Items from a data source
══════

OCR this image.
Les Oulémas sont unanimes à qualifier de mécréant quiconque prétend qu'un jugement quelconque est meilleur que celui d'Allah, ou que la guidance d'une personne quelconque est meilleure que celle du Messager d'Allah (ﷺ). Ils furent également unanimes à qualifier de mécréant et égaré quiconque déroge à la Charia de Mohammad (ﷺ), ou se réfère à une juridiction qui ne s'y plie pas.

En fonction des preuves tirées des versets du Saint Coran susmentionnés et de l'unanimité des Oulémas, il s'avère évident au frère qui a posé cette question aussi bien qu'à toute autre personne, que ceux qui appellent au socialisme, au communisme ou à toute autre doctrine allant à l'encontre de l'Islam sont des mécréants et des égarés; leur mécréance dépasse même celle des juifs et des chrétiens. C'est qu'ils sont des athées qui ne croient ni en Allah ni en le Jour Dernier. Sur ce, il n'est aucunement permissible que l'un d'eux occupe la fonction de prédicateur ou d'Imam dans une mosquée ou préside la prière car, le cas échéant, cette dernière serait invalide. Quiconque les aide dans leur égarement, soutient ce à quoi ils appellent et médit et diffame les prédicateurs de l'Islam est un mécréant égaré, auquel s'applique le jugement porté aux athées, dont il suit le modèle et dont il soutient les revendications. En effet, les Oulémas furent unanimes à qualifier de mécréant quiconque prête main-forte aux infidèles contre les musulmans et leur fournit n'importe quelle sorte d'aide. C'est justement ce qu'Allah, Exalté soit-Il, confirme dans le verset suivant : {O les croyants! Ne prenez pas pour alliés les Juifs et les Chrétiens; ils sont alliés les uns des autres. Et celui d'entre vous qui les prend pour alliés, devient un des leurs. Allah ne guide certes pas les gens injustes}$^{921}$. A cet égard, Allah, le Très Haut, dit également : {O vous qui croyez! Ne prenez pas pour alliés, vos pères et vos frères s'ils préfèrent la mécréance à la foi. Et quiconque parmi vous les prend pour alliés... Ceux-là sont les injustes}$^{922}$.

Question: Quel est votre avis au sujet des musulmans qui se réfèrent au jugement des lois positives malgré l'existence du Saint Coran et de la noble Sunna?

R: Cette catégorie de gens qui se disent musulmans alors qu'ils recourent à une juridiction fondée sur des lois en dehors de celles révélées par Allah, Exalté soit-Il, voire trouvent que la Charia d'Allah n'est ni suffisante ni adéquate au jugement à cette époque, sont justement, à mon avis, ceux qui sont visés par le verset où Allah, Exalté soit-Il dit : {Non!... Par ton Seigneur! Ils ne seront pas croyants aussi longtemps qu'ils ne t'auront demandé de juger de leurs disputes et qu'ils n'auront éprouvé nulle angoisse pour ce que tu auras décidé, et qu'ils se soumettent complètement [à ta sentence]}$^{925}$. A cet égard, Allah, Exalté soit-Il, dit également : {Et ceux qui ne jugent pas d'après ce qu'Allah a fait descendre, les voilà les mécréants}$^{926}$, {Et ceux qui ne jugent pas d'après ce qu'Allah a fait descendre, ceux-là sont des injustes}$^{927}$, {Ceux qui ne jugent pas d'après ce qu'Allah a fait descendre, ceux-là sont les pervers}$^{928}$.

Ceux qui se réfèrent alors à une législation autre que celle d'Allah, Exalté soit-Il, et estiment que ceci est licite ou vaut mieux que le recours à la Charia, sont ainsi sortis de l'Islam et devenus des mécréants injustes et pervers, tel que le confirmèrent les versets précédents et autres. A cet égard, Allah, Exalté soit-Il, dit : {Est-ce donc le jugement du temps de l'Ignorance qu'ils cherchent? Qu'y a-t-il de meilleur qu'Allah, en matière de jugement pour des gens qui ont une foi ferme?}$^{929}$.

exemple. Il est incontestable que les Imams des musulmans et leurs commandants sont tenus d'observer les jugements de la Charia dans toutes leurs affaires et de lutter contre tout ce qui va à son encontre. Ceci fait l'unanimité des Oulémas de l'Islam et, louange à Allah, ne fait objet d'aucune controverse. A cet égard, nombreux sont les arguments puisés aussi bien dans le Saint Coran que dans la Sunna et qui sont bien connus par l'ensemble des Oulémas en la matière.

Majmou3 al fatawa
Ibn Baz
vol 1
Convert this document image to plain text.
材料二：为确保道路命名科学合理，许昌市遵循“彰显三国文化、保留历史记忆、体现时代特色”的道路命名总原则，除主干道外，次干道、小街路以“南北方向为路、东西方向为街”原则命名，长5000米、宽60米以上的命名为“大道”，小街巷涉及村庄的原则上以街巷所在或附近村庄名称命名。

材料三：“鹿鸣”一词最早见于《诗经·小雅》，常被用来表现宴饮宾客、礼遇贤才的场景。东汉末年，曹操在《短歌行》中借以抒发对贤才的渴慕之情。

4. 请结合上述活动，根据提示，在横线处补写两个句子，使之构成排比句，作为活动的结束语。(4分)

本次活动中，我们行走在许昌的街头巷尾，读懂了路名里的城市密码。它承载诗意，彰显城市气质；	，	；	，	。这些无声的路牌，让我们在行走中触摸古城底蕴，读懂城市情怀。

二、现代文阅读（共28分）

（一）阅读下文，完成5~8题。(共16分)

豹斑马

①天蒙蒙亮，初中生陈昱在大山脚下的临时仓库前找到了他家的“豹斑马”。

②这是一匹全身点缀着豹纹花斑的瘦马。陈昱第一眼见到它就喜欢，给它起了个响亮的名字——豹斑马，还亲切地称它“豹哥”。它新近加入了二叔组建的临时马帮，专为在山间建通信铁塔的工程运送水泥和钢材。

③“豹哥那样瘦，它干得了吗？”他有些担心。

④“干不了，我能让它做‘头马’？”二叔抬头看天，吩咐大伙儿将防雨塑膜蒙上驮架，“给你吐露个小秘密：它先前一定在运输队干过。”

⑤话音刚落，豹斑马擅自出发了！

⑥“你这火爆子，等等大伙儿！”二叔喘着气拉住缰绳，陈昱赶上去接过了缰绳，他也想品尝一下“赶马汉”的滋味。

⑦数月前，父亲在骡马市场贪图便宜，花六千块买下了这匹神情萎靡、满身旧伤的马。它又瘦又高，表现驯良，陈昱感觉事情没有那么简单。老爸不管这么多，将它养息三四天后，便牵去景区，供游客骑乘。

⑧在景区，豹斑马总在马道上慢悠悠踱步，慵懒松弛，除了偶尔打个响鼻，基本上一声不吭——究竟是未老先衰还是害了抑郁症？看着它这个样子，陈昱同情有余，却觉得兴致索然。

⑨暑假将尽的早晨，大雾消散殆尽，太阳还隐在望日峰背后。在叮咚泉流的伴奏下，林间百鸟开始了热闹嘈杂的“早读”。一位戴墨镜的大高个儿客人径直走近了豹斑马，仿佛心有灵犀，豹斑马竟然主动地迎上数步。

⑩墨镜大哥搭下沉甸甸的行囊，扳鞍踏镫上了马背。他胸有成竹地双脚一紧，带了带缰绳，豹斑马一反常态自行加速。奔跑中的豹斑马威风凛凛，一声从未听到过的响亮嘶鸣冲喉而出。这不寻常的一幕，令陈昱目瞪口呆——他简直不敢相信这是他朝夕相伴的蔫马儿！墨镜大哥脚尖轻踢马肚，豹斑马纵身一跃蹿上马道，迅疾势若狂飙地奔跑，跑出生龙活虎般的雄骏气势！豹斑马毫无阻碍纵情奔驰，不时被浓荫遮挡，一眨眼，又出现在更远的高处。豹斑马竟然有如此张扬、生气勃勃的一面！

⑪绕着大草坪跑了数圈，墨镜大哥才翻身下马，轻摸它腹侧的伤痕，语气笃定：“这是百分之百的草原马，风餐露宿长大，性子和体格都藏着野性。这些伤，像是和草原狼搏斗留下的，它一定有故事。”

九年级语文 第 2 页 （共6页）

══════

CHALLENGE: Tell how many lines include "image". The number is the whole answer.

REPLY TO THE TASK: 2